*Set exercise*. Pick out each line of the records that includes the string "data", and copy it.

*Task material*.
☆ ☆ ☆

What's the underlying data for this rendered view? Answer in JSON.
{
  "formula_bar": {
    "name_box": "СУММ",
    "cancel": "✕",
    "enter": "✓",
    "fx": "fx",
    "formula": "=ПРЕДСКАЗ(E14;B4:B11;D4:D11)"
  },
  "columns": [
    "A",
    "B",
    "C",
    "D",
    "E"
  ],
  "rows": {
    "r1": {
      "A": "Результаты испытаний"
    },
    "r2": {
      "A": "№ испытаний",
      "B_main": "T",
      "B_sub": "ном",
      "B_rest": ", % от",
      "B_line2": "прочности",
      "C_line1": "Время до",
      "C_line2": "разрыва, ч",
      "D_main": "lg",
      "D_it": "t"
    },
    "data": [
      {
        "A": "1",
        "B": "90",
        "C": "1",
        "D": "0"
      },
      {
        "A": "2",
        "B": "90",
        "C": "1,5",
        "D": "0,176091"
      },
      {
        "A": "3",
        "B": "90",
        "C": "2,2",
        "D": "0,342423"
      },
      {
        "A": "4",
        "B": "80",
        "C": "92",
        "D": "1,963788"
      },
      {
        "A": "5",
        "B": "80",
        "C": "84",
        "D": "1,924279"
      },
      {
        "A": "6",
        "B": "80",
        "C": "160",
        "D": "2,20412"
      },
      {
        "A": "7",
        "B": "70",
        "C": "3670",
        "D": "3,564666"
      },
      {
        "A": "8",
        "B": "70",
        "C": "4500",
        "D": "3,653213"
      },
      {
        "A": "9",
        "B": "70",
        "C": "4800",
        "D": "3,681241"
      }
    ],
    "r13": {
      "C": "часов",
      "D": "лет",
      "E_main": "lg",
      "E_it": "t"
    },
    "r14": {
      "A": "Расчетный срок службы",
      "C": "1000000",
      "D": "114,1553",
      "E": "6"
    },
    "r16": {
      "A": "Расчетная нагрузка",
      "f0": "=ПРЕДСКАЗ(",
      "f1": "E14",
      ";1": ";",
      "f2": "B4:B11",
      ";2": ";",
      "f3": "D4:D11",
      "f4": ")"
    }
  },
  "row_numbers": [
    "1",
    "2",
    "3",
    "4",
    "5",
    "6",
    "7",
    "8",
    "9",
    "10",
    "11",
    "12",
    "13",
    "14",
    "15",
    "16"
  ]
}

☆ ☆ ☆

*Output for this task*.
What's the underlying data for this rendered view? Answer in JSON.
    "data": [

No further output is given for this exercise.